## START Record extracts

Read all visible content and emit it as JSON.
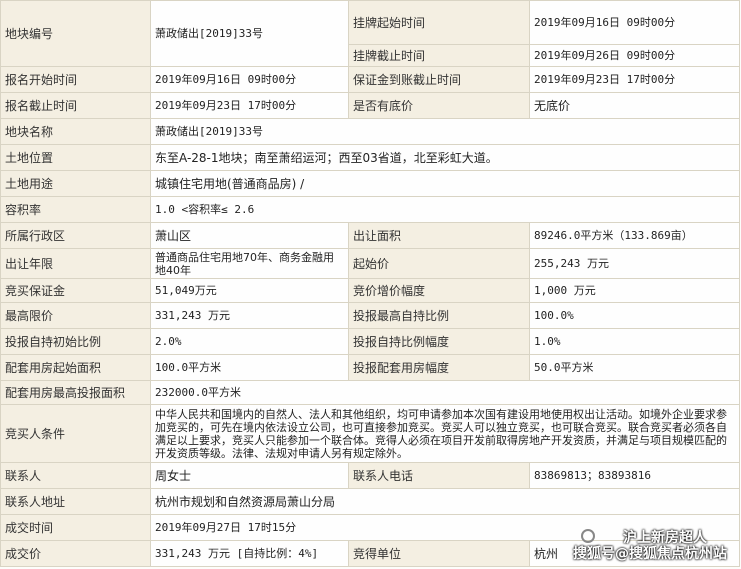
{
  "rows": [
    {
      "type": "4",
      "h": 22,
      "l1": "地块编号",
      "v1": "萧政储出[2019]33号",
      "l2": "挂牌起始时间",
      "v2": "2019年09月16日 09时00分"
    },
    {
      "type": "2",
      "h": 22,
      "l2": "挂牌截止时间",
      "v2": "2019年09月26日 09时00分"
    },
    {
      "type": "4",
      "h": 26,
      "l1": "报名开始时间",
      "v1": "2019年09月16日 09时00分",
      "l2": "保证金到账截止时间",
      "v2": "2019年09月23日 17时00分"
    },
    {
      "type": "4",
      "h": 26,
      "l1": "报名截止时间",
      "v1": "2019年09月23日 17时00分",
      "l2": "是否有底价",
      "v2": "无底价"
    },
    {
      "type": "2",
      "h": 26,
      "l1": "地块名称",
      "v1": "萧政储出[2019]33号"
    },
    {
      "type": "2",
      "h": 26,
      "l1": "土地位置",
      "v1": "东至A-28-1地块；南至萧绍运河；西至03省道，北至彩虹大道。"
    },
    {
      "type": "2",
      "h": 26,
      "l1": "土地用途",
      "v1": "城镇住宅用地(普通商品房) /"
    },
    {
      "type": "2",
      "h": 26,
      "l1": "容积率",
      "v1": "1.0 <容积率≤ 2.6"
    },
    {
      "type": "4",
      "h": 26,
      "l1": "所属行政区",
      "v1": "萧山区",
      "l2": "出让面积",
      "v2": "89246.0平方米（133.869亩）"
    },
    {
      "type": "4",
      "h": 26,
      "l1": "出让年限",
      "v1": "普通商品住宅用地70年、商务金融用地40年",
      "l2": "起始价",
      "v2": "255,243 万元"
    },
    {
      "type": "4",
      "h": 26,
      "l1": "竞买保证金",
      "v1": "51,049万元",
      "l2": "竞价增价幅度",
      "v2": "1,000 万元"
    },
    {
      "type": "4",
      "h": 26,
      "l1": "最高限价",
      "v1": "331,243 万元",
      "l2": "投报最高自持比例",
      "v2": "100.0%"
    },
    {
      "type": "4",
      "h": 26,
      "l1": "投报自持初始比例",
      "v1": "2.0%",
      "l2": "投报自持比例幅度",
      "v2": "1.0%"
    },
    {
      "type": "4",
      "h": 26,
      "l1": "配套用房起始面积",
      "v1": "100.0平方米",
      "l2": "投报配套用房幅度",
      "v2": "50.0平方米"
    },
    {
      "type": "2",
      "h": 26,
      "l1": "配套用房最高投报面积",
      "v1": "232000.0平方米"
    },
    {
      "type": "2",
      "h": 58,
      "l1": "竞买人条件",
      "v1": "中华人民共和国境内的自然人、法人和其他组织，均可申请参加本次国有建设用地使用权出让活动。如境外企业要求参加竞买的，可先在境内依法设立公司，也可直接参加竞买。竞买人可以独立竞买，也可联合竞买。联合竞买者必须各自满足以上要求，竞买人只能参加一个联合体。竞得人必须在项目开发前取得房地产开发资质，并满足与项目规模匹配的开发资质等级。法律、法规对申请人另有规定除外。"
    },
    {
      "type": "4",
      "h": 26,
      "l1": "联系人",
      "v1": "周女士",
      "l2": "联系人电话",
      "v2": "83869813；83893816"
    },
    {
      "type": "2",
      "h": 26,
      "l1": "联系人地址",
      "v1": "杭州市规划和自然资源局萧山分局"
    },
    {
      "type": "2",
      "h": 26,
      "l1": "成交时间",
      "v1": "2019年09月27日 17时15分"
    },
    {
      "type": "4",
      "h": 26,
      "l1": "成交价",
      "v1": "331,243 万元 [自持比例：4%]",
      "l2": "竞得单位",
      "v2": "杭州"
    }
  ],
  "watermark": {
    "line1": "沪上新房超人",
    "line2": "搜狐号@搜狐焦点杭州站"
  }
}
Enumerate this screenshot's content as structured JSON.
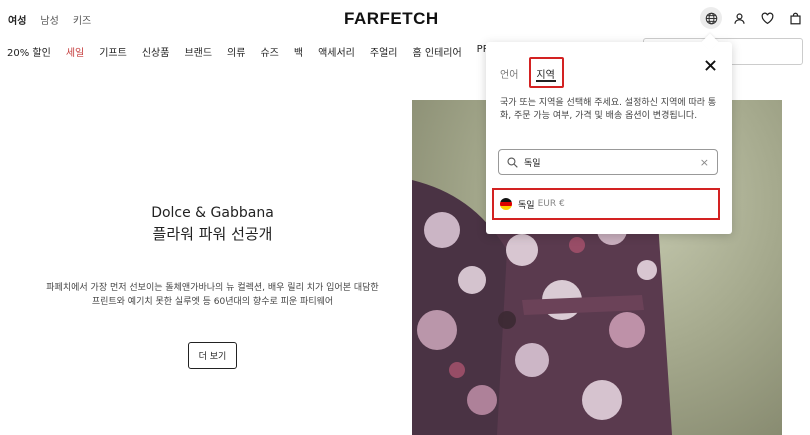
{
  "header": {
    "gender_tabs": [
      "여성",
      "남성",
      "키즈"
    ],
    "logo": "FARFETCH",
    "icons": [
      "globe-icon",
      "account-icon",
      "wishlist-heart-icon",
      "shopping-bag-icon"
    ]
  },
  "nav": {
    "items": [
      "20% 할인",
      "세일",
      "기프트",
      "신상품",
      "브랜드",
      "의류",
      "슈즈",
      "백",
      "액세서리",
      "주얼리",
      "홈 인테리어",
      "PR"
    ]
  },
  "hero": {
    "brand": "Dolce & Gabbana",
    "headline": "플라워 파워 선공개",
    "description": "파페치에서 가장 먼저 선보이는 돌체앤가바나의 뉴 컬렉션, 배우 릴리 치가 입어본 대담한 프린트와 예기치 못한 실루엣 등 60년대의 향수로 피운 파티웨어",
    "cta": "더 보기"
  },
  "popover": {
    "tabs": [
      "언어",
      "지역"
    ],
    "active_tab": "지역",
    "description": "국가 또는 지역을 선택해 주세요. 설정하신 지역에 따라 통화, 주문 가능 여부, 가격 및 배송 옵션이 변경됩니다.",
    "search_value": "독일",
    "result": {
      "country": "독일",
      "currency": "EUR €"
    }
  },
  "colors": {
    "sale": "#c43a3a",
    "highlight": "#d32222"
  }
}
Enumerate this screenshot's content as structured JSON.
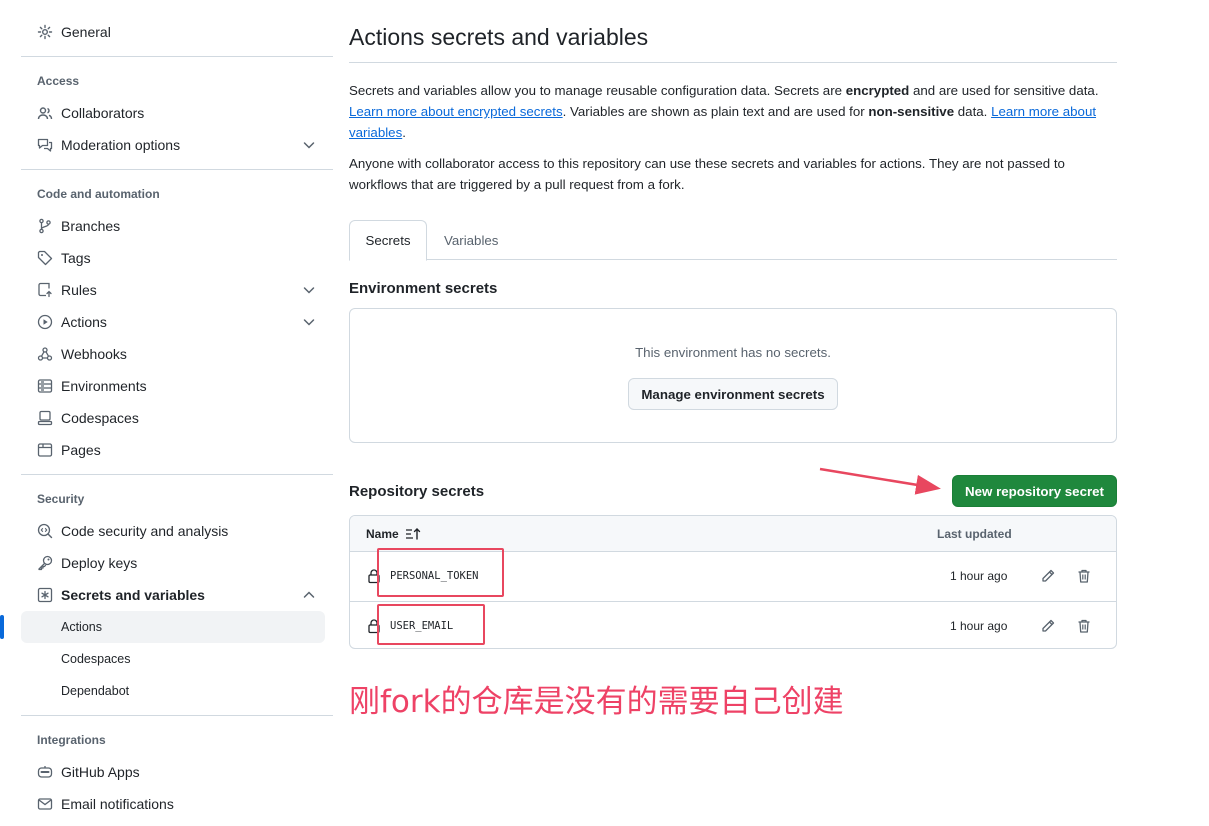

## END Record extracts

Short problem
Quote every record above exactly, leaving out any pictures.

Solution to this problem
Read all visible content and emit it as JSON.
{
  "rows": [
    {
      "type": "4",
      "h": 22,
      "l1": "地块编号",
      "v1": "萧政储出[2019]33号",
      "l2": "挂牌起始时间",
      "v2": "2019年09月16日 09时00分"
    },
    {
      "type": "2",
      "h": 22,
      "l2": "挂牌截止时间",
      "v2": "2019年09月26日 09时00分"
    },
    {
      "type": "4",
      "h": 26,
      "l1": "报名开始时间",
      "v1": "2019年09月16日 09时00分",
      "l2": "保证金到账截止时间",
      "v2": "2019年09月23日 17时00分"
    },
    {
      "type": "4",
      "h": 26,
      "l1": "报名截止时间",
      "v1": "2019年09月23日 17时00分",
      "l2": "是否有底价",
      "v2": "无底价"
    },
    {
      "type": "2",
      "h": 26,
      "l1": "地块名称",
      "v1": "萧政储出[2019]33号"
    },
    {
      "type": "2",
      "h": 26,
      "l1": "土地位置",
      "v1": "东至A-28-1地块；南至萧绍运河；西至03省道，北至彩虹大道。"
    },
    {
      "type": "2",
      "h": 26,
      "l1": "土地用途",
      "v1": "城镇住宅用地(普通商品房) /"
    },
    {
      "type": "2",
      "h": 26,
      "l1": "容积率",
      "v1": "1.0 <容积率≤ 2.6"
    },
    {
      "type": "4",
      "h": 26,
      "l1": "所属行政区",
      "v1": "萧山区",
      "l2": "出让面积",
      "v2": "89246.0平方米（133.869亩）"
    },
    {
      "type": "4",
      "h": 26,
      "l1": "出让年限",
      "v1": "普通商品住宅用地70年、商务金融用地40年",
      "l2": "起始价",
      "v2": "255,243 万元"
    },
    {
      "type": "4",
      "h": 26,
      "l1": "竞买保证金",
      "v1": "51,049万元",
      "l2": "竞价增价幅度",
      "v2": "1,000 万元"
    },
    {
      "type": "4",
      "h": 26,
      "l1": "最高限价",
      "v1": "331,243 万元",
      "l2": "投报最高自持比例",
      "v2": "100.0%"
    },
    {
      "type": "4",
      "h": 26,
      "l1": "投报自持初始比例",
      "v1": "2.0%",
      "l2": "投报自持比例幅度",
      "v2": "1.0%"
    },
    {
      "type": "4",
      "h": 26,
      "l1": "配套用房起始面积",
      "v1": "100.0平方米",
      "l2": "投报配套用房幅度",
      "v2": "50.0平方米"
    },
    {
      "type": "2",
      "h": 26,
      "l1": "配套用房最高投报面积",
      "v1": "232000.0平方米"
    },
    {
      "type": "2",
      "h": 58,
      "l1": "竞买人条件",
      "v1": "中华人民共和国境内的自然人、法人和其他组织，均可申请参加本次国有建设用地使用权出让活动。如境外企业要求参加竞买的，可先在境内依法设立公司，也可直接参加竞买。竞买人可以独立竞买，也可联合竞买。联合竞买者必须各自满足以上要求，竞买人只能参加一个联合体。竞得人必须在项目开发前取得房地产开发资质，并满足与项目规模匹配的开发资质等级。法律、法规对申请人另有规定除外。"
    },
    {
      "type": "4",
      "h": 26,
      "l1": "联系人",
      "v1": "周女士",
      "l2": "联系人电话",
      "v2": "83869813；83893816"
    },
    {
      "type": "2",
      "h": 26,
      "l1": "联系人地址",
      "v1": "杭州市规划和自然资源局萧山分局"
    },
    {
      "type": "2",
      "h": 26,
      "l1": "成交时间",
      "v1": "2019年09月27日 17时15分"
    },
    {
      "type": "4",
      "h": 26,
      "l1": "成交价",
      "v1": "331,243 万元 [自持比例：4%]",
      "l2": "竞得单位",
      "v2": "杭州"
    }
  ],
  "watermark": {
    "line1": "沪上新房超人",
    "line2": "搜狐号@搜狐焦点杭州站"
  }
}
Enumerate this screenshot's content as structured JSON.
{
  "header": {
    "gender_tabs": [
      "여성",
      "남성",
      "키즈"
    ],
    "logo": "FARFETCH",
    "icons": [
      "globe-icon",
      "account-icon",
      "wishlist-heart-icon",
      "shopping-bag-icon"
    ]
  },
  "nav": {
    "items": [
      "20% 할인",
      "세일",
      "기프트",
      "신상품",
      "브랜드",
      "의류",
      "슈즈",
      "백",
      "액세서리",
      "주얼리",
      "홈 인테리어",
      "PR"
    ]
  },
  "hero": {
    "brand": "Dolce & Gabbana",
    "headline": "플라워 파워 선공개",
    "description": "파페치에서 가장 먼저 선보이는 돌체앤가바나의 뉴 컬렉션, 배우 릴리 치가 입어본 대담한 프린트와 예기치 못한 실루엣 등 60년대의 향수로 피운 파티웨어",
    "cta": "더 보기"
  },
  "popover": {
    "tabs": [
      "언어",
      "지역"
    ],
    "active_tab": "지역",
    "description": "국가 또는 지역을 선택해 주세요. 설정하신 지역에 따라 통화, 주문 가능 여부, 가격 및 배송 옵션이 변경됩니다.",
    "search_value": "독일",
    "result": {
      "country": "독일",
      "currency": "EUR €"
    }
  },
  "colors": {
    "sale": "#c43a3a",
    "highlight": "#d32222"
  }
}
Enumerate this screenshot's content as structured JSON.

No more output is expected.